* AIM
Pick up the forum thread below on the Big Bang, branes, and whether iron predated the universe's beginning, and continue it from its last sentence.

# START OF EXCERPTED PASSAGE

OT I was wondering if the topological defect known as domain walls and textures--2D and 3D versions of Cosmic superstrings--might be pieces of 'naked (exposed) brane'. I also wonder if there may be a different imprint beyond the more usual warping of space-time by gravity--a different imprint obviating the need for missing mass--that might actually show its influence away from mass--by deep space probes deviating (over more than a solar system width tho').

Also--could exposed branes allow for some of the energy mass of a nearby budding universe to be shunted across--coming out of the exposed brane--and allowing the steady state folks some hope for at least some continued influx of matter--albeit in a smaller scale?

It just bums me out how everything is just going to be a void--with our galaxy being left alone.

If time pre-existed the Big Bang (as suggested by that Horizon program), could we learn the physics of branes by observing domain walls if we are so lucky as to see one?

The point here is that the gas model is predicated on a "bang" that encompasses all the energy of the universe and releases all the matter in the universe. If the event was simply an interaction between two "fields of energy", that included suns and other forms of matter, then iron and heavy elements may have always been here. The gas model theories that were around where I was in my teens have long been replaced by models that move the creation of iron further and futher backwards in time because of such findings. The question then becomes: Is it scientifically sound to ASSUME a "bang" rather than "slam"? What evidence leads us to ASSUME that iron didn't predate the event?

Keep in mind that we are still using the "count the photons" method of counting atoms. That is a dubious way to come up with percentages. The interesting aspect of that percentage however is that it is not much different than measurements of our own sun using the same technique. In other words a heavily recycled sun is hardly much different in content than an early model of universe. If the method is inaccurate in gleaning percentages it may still be damaging to the notion that iron was created after the BB.

I'm not trying to build a case on press releases. There is evidence however that the gas model has problems, starting with the fact we have to keep changing the model's predictions every year. When I was a kid, it supposedly took 5 billion years for galaxies to form. Today we find they existed before a billion years had passed. Somehow all those "good" calculations and predictions of the past required a lot of adjustments to keep up with observational fact. That doesn't concern you a bit? What evidence suggest s that iron did not predate the events of 0,0,0,0?

I'm not making up any strawmen here. I am simply questioning the ASSUMPTION that all matter formed from the events of 0,0,0,0. I specifically have come to doubt the notion that iron did not predate this event. I see no evidence this is true.

Wait a moment. I will grant you that there is 'math' to suggest that all the galaxies originated from an AREA of space that we can ROUGHLY identify. I do not know of any math that insists that it had to have been a "bang" (all matter created in the event) rather than a slam (matter predated the event). Do you?

Actually, that is one THEORY I have studied for quite some time and it is another theory I have come to questions, just as I question the THEORY that the sun is mostly made of hydrogen.

The belief that the universe is predominantly made of hydrogen springs from two basic ideas. The first idea is that all matter we have today was created in the events of the BB. The second pillar that this hydrogen idea is based on is the notion that by counting photons we can accurately predict solar composition. I see no evidence that either of these assumptions is true.

# END OF EXCERPTED PASSAGE
# START OF DATA SHOWN

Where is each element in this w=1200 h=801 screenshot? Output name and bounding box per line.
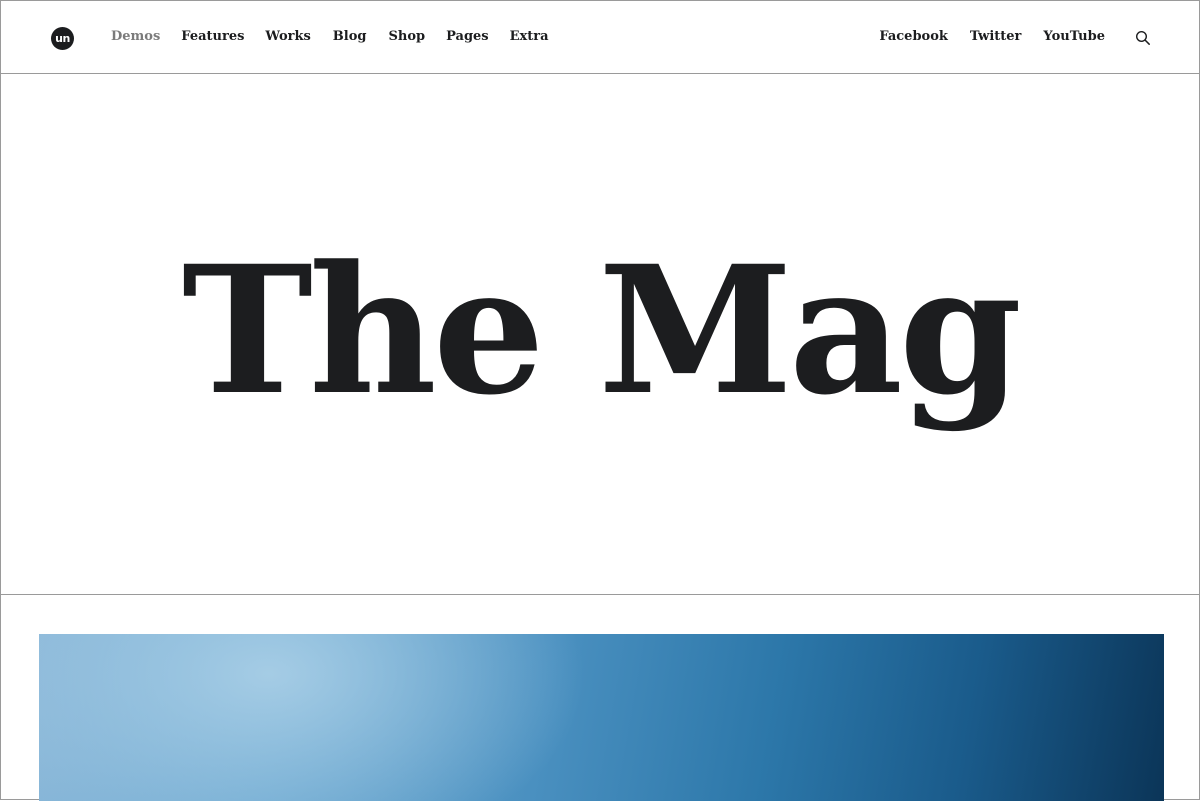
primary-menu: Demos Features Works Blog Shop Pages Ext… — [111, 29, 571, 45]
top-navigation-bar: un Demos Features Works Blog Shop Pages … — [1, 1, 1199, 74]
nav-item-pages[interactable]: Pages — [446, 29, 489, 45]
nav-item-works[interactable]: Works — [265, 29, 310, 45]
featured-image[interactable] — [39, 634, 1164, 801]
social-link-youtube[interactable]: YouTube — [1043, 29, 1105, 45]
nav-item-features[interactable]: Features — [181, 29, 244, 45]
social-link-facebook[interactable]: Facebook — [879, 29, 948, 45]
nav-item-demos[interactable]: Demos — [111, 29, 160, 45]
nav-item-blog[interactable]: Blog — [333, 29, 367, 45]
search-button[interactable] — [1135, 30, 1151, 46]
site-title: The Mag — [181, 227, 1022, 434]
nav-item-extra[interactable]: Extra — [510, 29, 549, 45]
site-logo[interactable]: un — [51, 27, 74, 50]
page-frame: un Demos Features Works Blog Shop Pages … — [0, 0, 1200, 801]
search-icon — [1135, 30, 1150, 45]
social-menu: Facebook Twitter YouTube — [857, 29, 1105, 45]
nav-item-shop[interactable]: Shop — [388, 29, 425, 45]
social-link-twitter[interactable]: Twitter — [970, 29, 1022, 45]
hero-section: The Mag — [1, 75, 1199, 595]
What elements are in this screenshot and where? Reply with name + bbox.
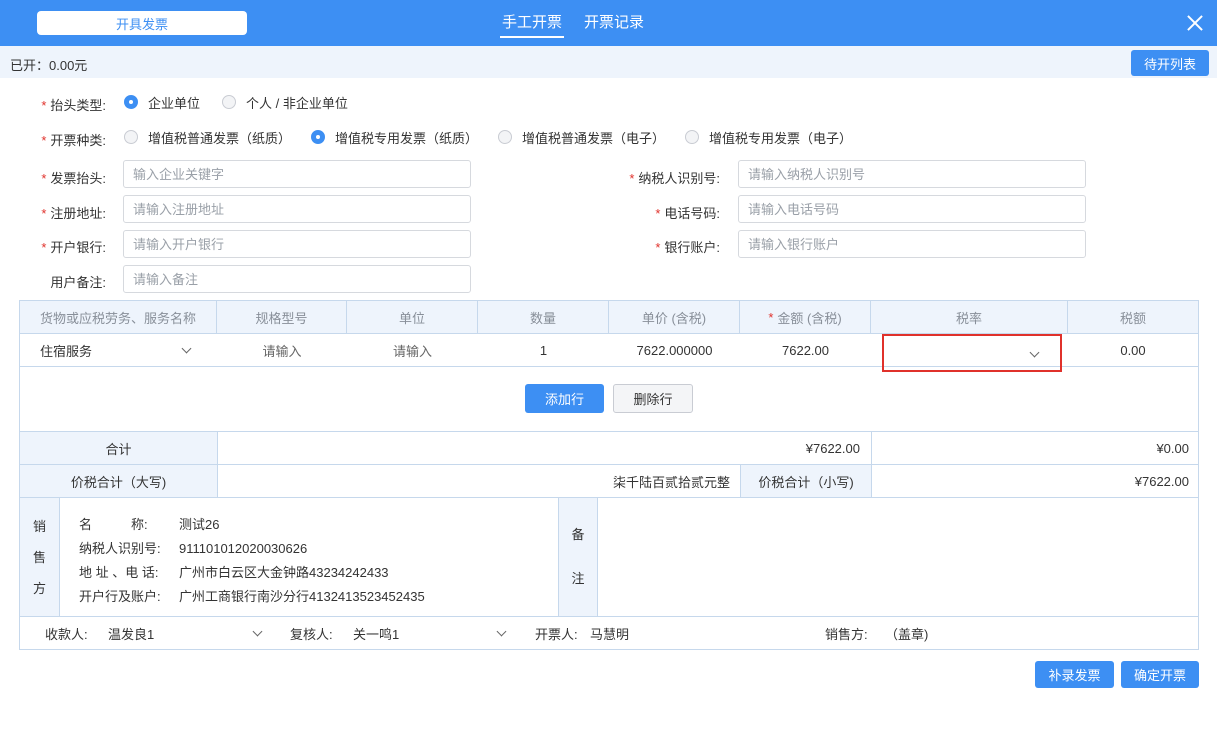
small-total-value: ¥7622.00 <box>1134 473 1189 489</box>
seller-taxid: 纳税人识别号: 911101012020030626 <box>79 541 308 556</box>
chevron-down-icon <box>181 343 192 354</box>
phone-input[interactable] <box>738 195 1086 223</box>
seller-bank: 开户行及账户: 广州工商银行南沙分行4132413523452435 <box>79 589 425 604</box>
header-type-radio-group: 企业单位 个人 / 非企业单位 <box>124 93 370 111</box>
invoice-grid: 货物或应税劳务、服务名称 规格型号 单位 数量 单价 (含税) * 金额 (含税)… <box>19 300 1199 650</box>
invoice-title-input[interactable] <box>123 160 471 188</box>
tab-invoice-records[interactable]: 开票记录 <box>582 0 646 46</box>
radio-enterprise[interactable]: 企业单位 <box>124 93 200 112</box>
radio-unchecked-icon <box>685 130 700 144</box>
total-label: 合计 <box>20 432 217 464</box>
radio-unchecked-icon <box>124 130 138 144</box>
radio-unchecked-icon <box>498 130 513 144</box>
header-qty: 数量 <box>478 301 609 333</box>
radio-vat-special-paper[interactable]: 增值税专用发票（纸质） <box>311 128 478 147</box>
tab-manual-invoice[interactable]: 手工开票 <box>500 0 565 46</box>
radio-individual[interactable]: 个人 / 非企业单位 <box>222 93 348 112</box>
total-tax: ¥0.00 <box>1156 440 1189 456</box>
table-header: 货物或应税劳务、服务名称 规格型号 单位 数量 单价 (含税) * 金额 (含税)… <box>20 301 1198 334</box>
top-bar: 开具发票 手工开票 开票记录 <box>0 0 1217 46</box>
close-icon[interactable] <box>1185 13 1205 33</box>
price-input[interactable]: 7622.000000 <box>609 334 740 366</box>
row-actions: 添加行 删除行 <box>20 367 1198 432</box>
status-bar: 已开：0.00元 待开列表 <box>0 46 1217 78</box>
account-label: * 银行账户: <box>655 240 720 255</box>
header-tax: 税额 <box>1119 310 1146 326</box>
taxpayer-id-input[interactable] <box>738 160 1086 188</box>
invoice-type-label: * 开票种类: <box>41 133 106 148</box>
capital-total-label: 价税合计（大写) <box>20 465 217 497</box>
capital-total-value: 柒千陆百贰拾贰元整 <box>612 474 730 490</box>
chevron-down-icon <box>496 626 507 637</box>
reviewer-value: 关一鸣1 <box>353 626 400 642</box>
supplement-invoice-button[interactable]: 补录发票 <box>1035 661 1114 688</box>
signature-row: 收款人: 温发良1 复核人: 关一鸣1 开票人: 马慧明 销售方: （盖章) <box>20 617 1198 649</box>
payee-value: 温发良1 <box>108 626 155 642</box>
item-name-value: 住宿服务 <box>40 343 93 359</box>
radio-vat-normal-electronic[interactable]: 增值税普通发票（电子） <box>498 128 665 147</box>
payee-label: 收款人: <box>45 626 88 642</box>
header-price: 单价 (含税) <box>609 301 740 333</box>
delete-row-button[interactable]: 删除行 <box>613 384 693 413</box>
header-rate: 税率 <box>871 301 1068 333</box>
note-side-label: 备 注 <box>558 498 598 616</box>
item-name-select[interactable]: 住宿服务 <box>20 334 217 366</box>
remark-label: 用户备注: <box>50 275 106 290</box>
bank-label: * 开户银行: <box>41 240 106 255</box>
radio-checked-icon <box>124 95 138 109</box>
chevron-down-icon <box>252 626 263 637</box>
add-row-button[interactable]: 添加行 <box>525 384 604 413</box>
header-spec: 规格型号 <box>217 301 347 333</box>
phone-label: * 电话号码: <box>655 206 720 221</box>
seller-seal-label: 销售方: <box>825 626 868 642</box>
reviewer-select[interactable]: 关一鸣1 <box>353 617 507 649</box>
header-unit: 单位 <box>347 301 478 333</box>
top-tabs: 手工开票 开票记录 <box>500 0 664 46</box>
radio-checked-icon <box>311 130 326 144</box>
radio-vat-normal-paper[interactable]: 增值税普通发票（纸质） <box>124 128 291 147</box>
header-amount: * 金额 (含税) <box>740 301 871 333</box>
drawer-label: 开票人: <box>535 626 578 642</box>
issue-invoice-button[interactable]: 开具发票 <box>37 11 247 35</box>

# END OF DATA SHOWN

* RESPONSE TO THE TASK
It is very hard for me to believe we are "alone" at all. In fact I suspect as we build better satellites, we'll find that what we call our physical universe (matter left after events at 0,0,0,0) is but one of many such events. The first law of thermodynamics insists that the energy to create this universe has existed eternally. The only question that remains is did matter predate the events of 0,0,0,0?

Agree, spectra from many stars show are full of hydrogen and helium. Seem logical conclusion.

There is only one KIND of photon, and many WAVELENGTHS and frequencies involved.

The bottom line here is that the current method to determine solar composition is based on the idea that you can count the number of photons from each element and use that number to determine how many atoms are present. That is not a scientifically sound method IMO since there is no method to account for ARRANGMENTS of the atoms and/or heat distribution.

The other pillar of the gas model is the BELIEF that all matter was created in the BB. Those two ASSUMPTIONS are the basis of the gas model theory. I think both ASSUMPTIONS are false.

The big bang is a POSSIBLE explanation. It's not the ONLY possible explanation. That's what I'm trying to suggest here. Even though we can plot trajectories of galaxies backwards in time, we cannot be sure that matter itself was created in this event. We ASSUME this. We BELIEVE this is the case. We do not KNOW this is the case.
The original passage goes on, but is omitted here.